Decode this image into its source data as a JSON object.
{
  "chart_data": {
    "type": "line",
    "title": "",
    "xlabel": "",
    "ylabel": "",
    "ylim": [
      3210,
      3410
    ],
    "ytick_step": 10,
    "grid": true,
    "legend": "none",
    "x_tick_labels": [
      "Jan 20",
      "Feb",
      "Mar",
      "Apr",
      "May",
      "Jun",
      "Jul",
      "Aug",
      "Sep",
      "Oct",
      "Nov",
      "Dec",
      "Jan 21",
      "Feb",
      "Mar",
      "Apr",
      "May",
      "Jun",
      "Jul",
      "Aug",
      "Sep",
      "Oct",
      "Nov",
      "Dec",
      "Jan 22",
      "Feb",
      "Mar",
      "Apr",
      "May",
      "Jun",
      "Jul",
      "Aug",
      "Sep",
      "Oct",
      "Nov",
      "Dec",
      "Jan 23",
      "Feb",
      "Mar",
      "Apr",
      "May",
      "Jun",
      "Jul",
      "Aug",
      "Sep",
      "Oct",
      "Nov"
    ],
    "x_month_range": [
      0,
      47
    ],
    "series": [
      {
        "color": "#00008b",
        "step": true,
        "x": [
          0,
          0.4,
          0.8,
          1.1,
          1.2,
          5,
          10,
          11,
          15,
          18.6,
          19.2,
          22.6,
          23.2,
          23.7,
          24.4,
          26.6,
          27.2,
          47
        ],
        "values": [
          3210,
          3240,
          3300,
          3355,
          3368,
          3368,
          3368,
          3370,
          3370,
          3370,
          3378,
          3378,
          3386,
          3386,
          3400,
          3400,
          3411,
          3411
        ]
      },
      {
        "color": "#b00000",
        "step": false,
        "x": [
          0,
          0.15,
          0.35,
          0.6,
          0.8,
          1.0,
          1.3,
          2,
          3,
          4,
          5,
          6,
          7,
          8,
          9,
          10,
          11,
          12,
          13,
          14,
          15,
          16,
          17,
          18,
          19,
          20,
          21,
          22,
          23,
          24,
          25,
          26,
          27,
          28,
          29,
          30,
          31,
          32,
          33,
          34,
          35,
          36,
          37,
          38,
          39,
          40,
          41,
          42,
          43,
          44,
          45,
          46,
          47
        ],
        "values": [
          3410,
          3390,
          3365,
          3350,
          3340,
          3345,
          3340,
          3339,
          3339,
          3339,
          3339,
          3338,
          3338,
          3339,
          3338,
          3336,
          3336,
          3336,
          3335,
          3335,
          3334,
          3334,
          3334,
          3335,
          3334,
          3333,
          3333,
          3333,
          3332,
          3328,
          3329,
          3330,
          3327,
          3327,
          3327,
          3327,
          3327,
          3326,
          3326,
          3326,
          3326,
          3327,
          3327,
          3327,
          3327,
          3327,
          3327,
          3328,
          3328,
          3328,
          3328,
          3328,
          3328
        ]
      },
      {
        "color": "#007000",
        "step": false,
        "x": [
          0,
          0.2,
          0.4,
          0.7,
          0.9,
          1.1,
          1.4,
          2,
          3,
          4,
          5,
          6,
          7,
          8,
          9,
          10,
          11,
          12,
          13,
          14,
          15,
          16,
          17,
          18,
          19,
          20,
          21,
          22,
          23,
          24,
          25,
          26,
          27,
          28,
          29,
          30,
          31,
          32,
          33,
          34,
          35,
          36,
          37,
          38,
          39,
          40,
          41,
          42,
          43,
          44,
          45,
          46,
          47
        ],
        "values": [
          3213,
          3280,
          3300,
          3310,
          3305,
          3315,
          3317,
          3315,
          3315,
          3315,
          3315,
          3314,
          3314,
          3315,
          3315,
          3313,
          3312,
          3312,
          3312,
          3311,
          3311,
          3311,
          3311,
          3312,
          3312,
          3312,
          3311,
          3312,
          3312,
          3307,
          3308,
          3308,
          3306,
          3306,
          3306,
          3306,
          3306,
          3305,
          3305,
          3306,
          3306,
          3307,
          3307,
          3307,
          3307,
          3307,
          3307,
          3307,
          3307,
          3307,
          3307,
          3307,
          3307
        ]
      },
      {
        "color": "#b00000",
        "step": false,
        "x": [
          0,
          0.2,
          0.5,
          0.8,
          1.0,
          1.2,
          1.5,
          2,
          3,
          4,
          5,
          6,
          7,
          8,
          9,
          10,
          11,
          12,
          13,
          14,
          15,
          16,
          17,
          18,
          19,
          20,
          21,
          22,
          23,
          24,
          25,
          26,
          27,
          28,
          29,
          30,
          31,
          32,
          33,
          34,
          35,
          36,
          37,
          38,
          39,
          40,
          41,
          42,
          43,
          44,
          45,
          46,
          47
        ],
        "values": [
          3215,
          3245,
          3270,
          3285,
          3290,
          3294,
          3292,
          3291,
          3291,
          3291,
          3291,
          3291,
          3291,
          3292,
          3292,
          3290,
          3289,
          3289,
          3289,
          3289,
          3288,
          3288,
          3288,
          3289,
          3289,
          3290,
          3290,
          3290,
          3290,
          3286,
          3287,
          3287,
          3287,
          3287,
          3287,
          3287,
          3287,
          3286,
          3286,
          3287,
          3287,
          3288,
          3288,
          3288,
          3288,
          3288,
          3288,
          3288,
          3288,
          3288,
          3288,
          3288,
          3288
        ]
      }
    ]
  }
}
────────────────
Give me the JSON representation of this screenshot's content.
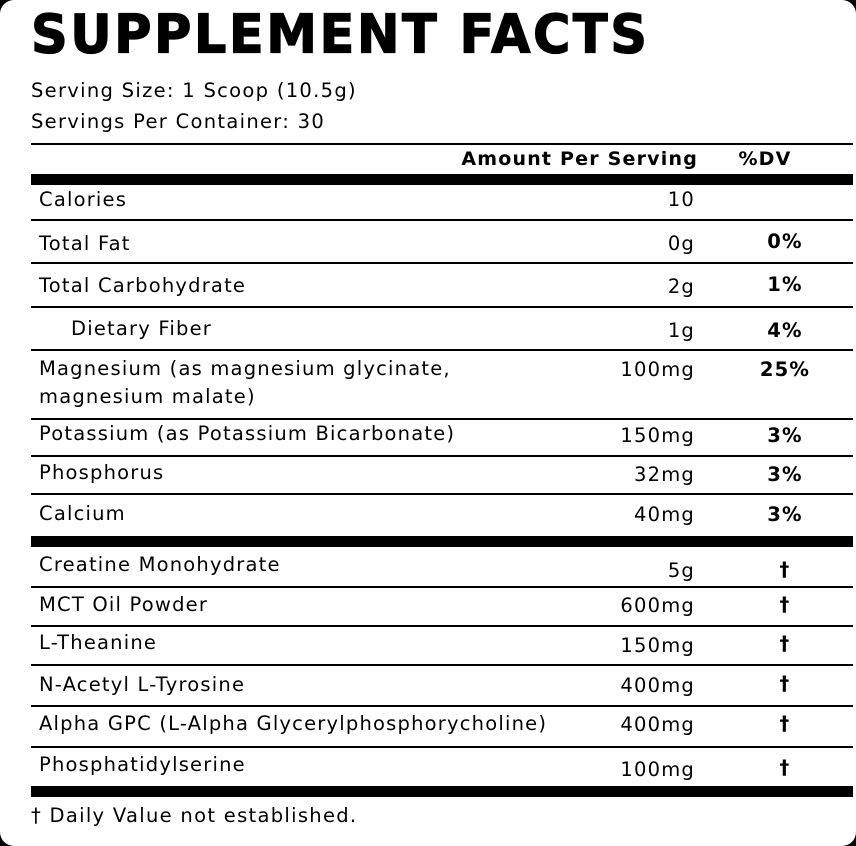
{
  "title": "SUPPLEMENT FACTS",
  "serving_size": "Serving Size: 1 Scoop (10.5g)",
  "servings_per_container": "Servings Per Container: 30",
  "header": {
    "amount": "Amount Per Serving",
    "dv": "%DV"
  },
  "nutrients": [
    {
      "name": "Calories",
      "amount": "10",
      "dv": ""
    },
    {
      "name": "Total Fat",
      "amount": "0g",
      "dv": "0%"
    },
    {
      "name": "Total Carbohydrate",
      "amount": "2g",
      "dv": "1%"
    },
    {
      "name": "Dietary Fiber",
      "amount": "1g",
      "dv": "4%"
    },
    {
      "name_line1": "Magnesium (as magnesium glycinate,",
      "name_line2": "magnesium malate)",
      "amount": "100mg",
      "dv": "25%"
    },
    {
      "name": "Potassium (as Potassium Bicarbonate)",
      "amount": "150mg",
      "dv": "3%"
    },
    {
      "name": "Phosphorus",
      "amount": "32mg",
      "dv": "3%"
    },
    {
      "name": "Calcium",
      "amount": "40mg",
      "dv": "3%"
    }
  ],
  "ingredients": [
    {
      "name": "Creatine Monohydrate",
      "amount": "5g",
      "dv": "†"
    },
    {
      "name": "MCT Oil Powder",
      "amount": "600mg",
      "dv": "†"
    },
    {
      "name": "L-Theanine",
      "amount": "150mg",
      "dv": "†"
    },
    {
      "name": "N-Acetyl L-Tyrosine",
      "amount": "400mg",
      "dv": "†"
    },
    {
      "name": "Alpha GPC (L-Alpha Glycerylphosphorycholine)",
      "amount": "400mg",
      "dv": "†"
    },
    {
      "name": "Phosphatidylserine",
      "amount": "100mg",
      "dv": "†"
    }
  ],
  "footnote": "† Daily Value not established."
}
────────────────
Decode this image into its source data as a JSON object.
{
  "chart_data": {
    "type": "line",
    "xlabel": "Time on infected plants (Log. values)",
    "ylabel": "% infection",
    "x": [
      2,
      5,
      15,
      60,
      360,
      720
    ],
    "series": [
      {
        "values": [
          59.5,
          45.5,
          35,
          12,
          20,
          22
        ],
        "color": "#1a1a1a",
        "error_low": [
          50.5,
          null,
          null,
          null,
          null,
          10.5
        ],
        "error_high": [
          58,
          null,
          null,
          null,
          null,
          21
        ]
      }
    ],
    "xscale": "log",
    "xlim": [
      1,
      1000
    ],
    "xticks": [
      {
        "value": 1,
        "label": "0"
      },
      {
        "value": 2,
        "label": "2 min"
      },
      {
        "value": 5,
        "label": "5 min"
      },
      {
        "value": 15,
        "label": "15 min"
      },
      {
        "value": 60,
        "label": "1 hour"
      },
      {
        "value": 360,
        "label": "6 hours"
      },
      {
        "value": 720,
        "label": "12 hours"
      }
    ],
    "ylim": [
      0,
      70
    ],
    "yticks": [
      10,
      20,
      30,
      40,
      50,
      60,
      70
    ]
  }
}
────────────────
• PROBLEM TO WORK ON:
Extract all lines from the data in which "xlabel" is found.

• ANSWER FOR THE TASK:
    "xlabel": "",
    "xlabel": "Time on infected plants (Log. values)",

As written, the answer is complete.